**PROBLEM TO SOLVE**
Look for "name" in each line of the entries, and return the matching lines.

Data tied to figure images:

[START]

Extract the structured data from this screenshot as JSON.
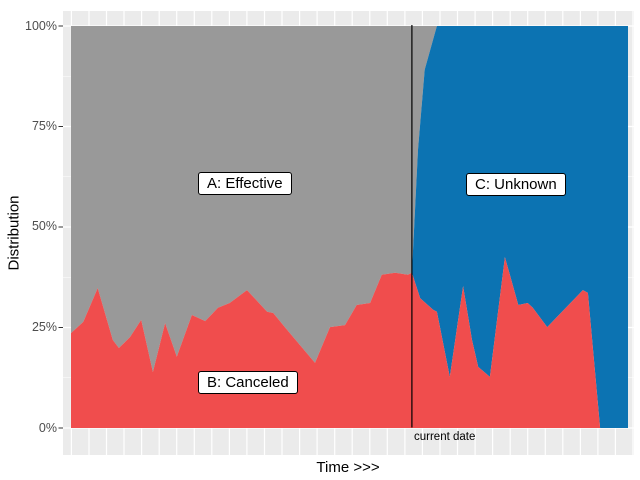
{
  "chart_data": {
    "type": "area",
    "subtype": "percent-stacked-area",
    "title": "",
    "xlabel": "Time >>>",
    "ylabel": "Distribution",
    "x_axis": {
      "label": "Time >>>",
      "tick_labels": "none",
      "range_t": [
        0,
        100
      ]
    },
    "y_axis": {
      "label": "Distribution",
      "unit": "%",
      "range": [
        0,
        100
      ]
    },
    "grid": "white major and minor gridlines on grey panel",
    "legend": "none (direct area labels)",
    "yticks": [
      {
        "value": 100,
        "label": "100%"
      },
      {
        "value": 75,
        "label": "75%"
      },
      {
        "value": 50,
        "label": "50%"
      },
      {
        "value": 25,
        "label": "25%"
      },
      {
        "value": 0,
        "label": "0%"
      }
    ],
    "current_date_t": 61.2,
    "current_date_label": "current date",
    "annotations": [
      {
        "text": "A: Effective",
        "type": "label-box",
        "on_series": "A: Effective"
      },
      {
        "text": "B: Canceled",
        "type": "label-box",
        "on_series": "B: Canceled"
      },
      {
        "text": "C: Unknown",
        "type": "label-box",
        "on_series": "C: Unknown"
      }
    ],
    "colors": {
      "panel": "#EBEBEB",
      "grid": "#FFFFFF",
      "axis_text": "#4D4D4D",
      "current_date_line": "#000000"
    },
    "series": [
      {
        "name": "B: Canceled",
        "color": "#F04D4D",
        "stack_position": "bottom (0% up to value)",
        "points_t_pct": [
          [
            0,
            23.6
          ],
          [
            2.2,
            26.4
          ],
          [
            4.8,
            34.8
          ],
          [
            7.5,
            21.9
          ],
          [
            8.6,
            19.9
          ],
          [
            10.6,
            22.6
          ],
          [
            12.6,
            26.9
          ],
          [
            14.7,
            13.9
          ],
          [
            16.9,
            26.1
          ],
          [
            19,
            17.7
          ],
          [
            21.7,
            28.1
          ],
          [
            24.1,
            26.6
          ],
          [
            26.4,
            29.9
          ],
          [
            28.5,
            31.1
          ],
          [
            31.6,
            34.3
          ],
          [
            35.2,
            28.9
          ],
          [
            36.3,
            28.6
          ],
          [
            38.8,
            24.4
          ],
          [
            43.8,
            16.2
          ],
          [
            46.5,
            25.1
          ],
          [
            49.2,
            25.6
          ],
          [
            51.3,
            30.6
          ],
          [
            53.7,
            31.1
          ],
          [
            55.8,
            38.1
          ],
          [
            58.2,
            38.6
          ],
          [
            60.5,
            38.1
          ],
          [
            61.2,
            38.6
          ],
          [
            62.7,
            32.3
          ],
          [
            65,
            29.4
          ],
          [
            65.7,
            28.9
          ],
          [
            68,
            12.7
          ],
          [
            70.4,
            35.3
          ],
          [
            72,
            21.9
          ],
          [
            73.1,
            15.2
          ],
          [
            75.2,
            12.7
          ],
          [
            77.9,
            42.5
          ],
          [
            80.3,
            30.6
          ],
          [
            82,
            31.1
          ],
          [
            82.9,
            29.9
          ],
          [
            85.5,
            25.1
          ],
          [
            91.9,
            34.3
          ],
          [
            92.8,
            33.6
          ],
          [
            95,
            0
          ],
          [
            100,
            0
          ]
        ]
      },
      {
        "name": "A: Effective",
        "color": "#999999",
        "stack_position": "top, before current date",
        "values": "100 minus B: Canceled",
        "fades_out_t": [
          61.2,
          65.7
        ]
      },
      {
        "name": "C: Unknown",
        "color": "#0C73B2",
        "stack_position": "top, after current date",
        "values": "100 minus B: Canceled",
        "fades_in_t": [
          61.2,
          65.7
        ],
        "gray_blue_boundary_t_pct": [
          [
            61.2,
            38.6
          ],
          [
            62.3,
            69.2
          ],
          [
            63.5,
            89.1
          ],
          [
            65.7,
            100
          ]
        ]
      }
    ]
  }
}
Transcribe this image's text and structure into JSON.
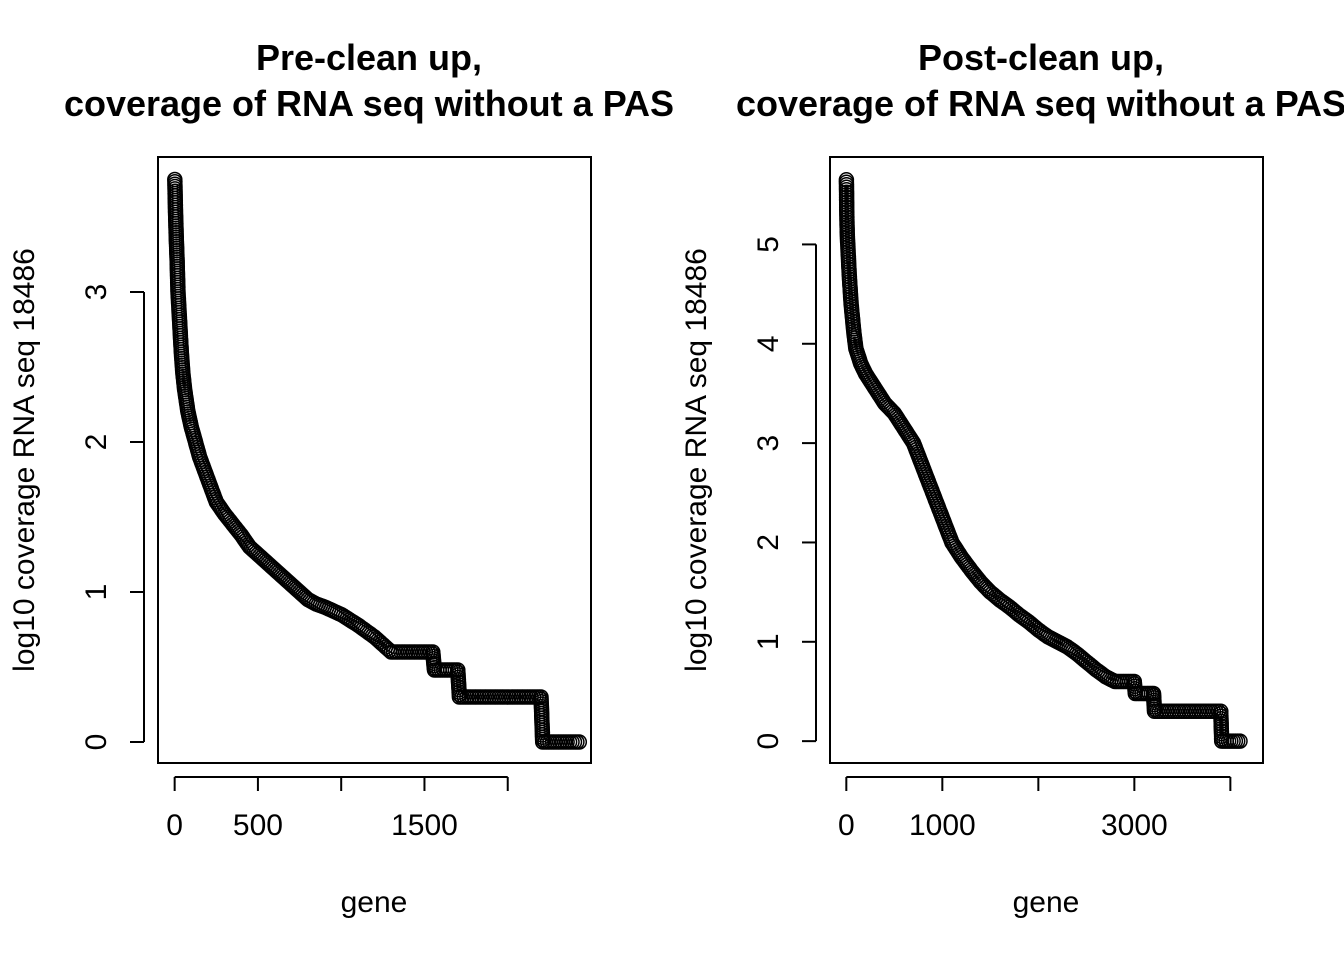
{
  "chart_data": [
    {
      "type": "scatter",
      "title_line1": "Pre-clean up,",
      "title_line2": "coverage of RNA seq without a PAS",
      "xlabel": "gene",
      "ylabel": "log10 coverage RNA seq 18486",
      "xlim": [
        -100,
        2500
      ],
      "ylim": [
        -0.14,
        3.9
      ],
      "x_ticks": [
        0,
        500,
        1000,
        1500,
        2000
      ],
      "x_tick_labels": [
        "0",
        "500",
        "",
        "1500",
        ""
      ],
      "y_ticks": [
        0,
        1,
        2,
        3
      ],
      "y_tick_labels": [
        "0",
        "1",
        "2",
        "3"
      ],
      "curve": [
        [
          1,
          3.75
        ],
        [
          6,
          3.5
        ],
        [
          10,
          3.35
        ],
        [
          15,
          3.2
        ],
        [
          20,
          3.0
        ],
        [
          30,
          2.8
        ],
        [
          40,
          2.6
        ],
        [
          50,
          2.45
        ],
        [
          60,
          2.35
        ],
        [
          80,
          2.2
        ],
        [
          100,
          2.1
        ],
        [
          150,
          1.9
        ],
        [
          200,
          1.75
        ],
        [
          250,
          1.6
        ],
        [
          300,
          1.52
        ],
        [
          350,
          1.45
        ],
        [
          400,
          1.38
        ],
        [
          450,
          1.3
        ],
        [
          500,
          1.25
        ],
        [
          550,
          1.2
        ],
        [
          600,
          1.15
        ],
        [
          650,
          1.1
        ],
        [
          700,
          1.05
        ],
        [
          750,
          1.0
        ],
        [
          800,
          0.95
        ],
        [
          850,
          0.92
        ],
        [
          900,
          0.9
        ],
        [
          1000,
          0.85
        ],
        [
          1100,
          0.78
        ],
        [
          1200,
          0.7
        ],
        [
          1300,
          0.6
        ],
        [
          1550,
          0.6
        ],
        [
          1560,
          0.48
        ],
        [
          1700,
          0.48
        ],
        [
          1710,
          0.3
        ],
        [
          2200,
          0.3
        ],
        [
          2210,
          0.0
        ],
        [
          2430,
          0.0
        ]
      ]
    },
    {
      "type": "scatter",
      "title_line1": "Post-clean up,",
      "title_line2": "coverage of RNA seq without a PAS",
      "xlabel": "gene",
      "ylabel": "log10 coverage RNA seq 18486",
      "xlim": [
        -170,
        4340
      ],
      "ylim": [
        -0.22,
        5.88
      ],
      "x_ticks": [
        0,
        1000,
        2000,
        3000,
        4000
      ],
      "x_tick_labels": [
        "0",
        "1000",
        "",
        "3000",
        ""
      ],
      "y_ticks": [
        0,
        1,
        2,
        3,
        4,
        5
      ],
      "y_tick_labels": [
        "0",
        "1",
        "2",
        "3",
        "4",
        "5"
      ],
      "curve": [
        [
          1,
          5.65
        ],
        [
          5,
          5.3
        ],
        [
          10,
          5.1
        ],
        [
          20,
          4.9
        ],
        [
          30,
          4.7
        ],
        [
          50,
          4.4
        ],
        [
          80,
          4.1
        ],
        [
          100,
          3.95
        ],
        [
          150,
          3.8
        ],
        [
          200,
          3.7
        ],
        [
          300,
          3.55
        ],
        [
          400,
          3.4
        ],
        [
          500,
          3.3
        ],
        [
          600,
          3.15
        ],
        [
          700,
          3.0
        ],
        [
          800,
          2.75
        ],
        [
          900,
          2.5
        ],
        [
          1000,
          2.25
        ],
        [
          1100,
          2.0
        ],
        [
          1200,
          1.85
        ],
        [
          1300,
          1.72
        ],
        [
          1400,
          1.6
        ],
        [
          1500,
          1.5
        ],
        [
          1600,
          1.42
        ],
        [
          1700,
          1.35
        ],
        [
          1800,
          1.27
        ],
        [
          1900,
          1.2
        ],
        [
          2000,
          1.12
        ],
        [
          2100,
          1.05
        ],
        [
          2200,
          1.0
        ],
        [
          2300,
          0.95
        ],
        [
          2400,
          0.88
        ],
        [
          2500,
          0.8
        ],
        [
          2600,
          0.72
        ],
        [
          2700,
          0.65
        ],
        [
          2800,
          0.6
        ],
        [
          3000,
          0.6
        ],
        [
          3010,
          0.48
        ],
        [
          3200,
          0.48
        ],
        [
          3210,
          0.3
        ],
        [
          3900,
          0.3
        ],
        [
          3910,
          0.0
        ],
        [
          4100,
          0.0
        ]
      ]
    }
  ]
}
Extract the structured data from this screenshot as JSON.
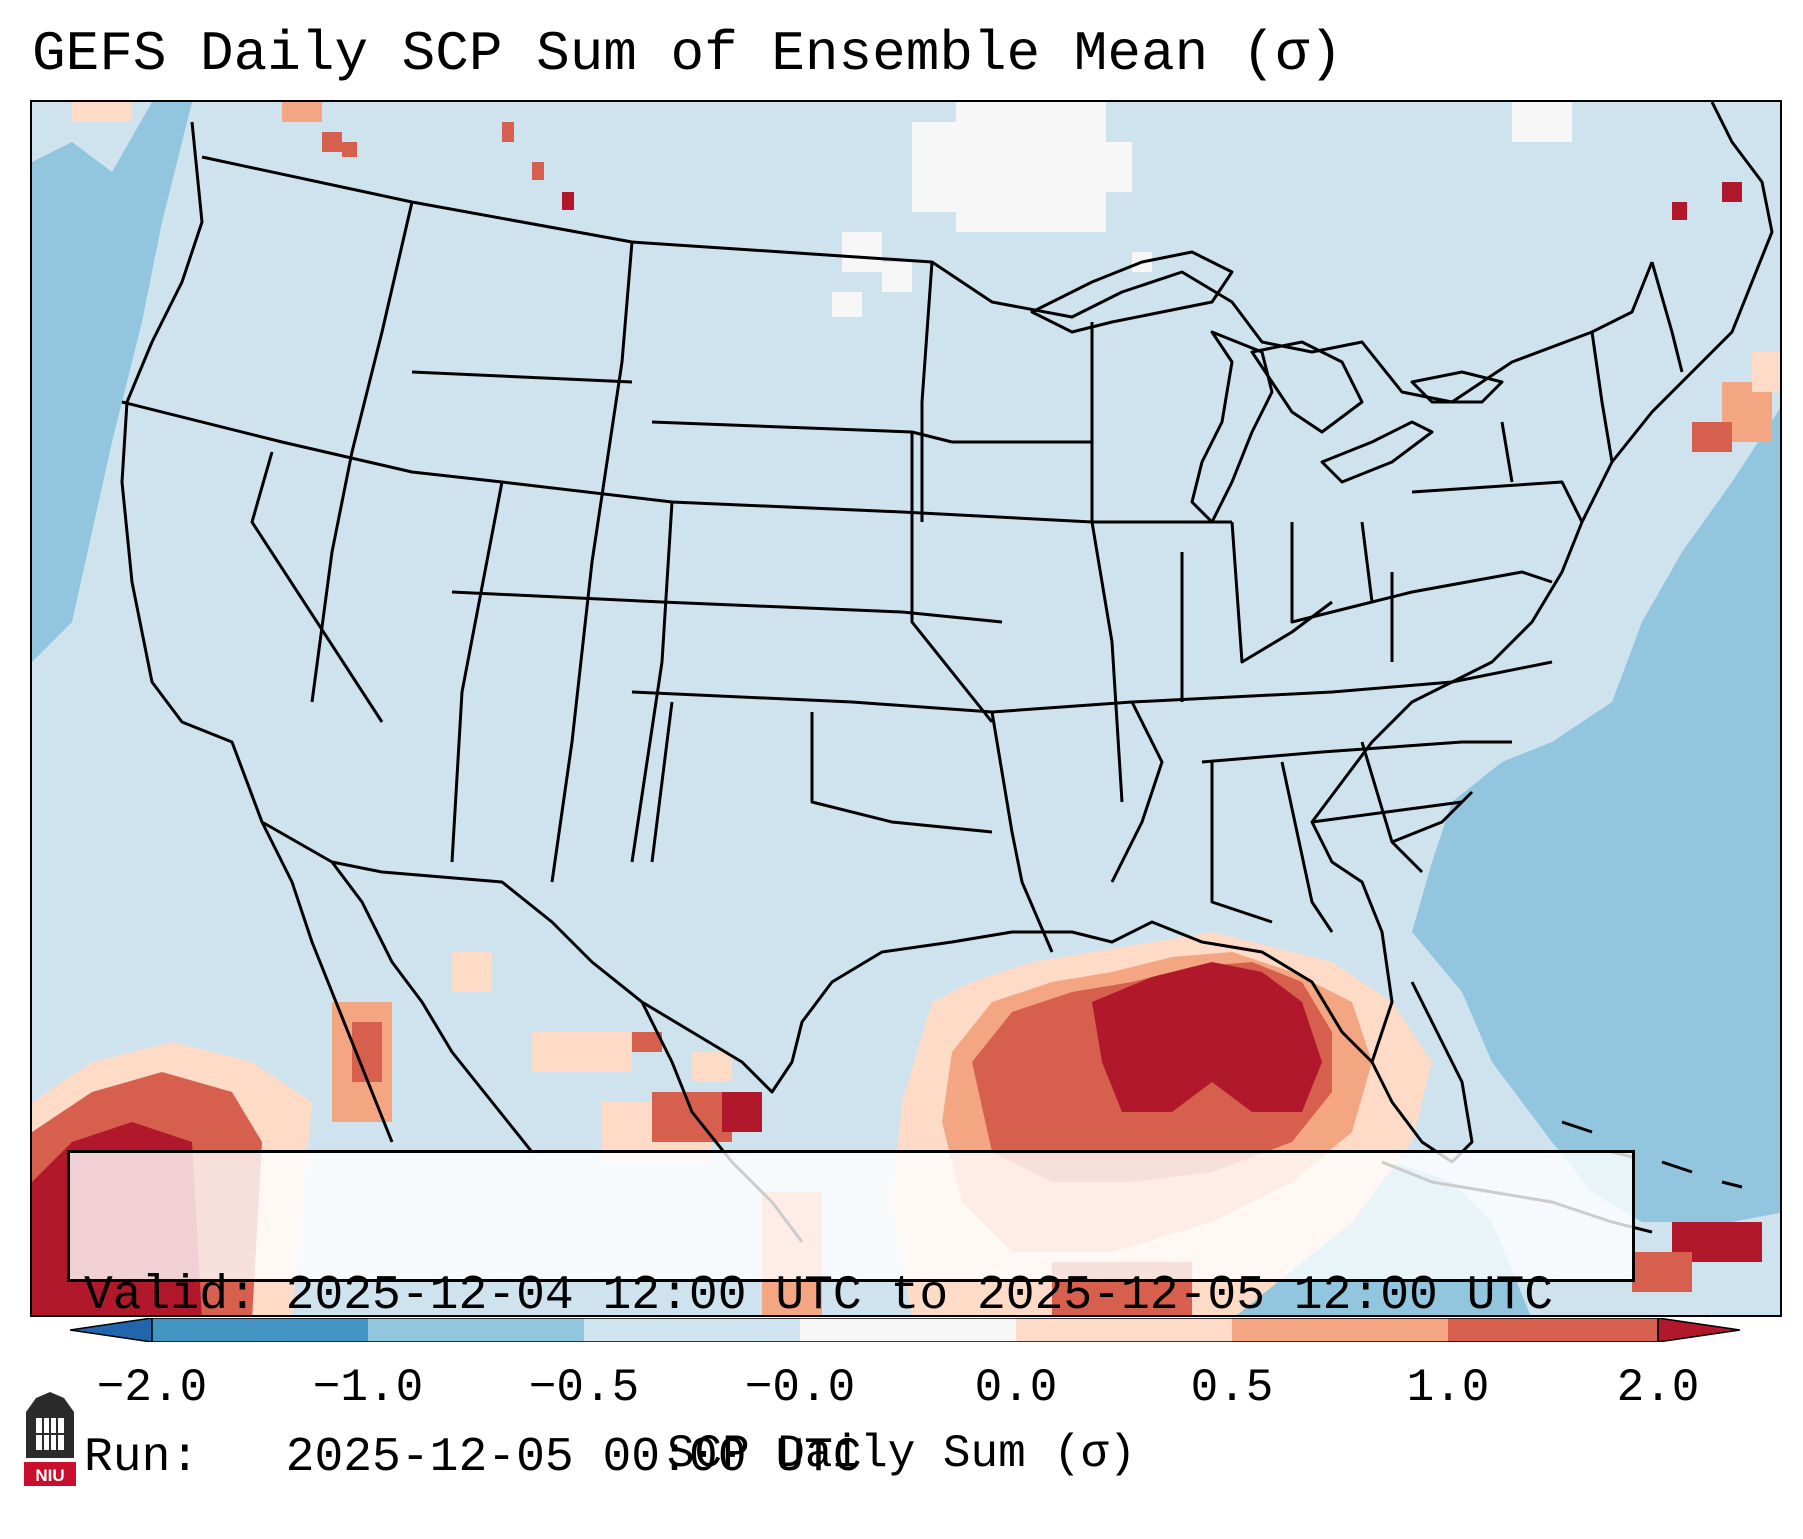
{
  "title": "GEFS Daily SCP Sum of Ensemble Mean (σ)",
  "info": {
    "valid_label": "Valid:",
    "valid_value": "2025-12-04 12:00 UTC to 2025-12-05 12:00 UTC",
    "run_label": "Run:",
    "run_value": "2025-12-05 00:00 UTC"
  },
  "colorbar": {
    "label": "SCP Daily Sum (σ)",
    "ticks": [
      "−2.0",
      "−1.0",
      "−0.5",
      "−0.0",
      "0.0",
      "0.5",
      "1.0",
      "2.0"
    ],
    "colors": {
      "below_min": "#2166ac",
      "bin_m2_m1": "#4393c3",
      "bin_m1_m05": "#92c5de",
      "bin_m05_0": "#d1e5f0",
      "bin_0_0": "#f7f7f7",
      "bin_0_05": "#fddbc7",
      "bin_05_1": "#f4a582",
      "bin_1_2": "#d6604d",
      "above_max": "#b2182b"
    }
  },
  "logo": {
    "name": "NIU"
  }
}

[END]

**COMPLETE RESPONSE**
        "name": "B: Canceled",
        "name": "A: Effective",
        "name": "C: Unknown",
    "name": "NIU"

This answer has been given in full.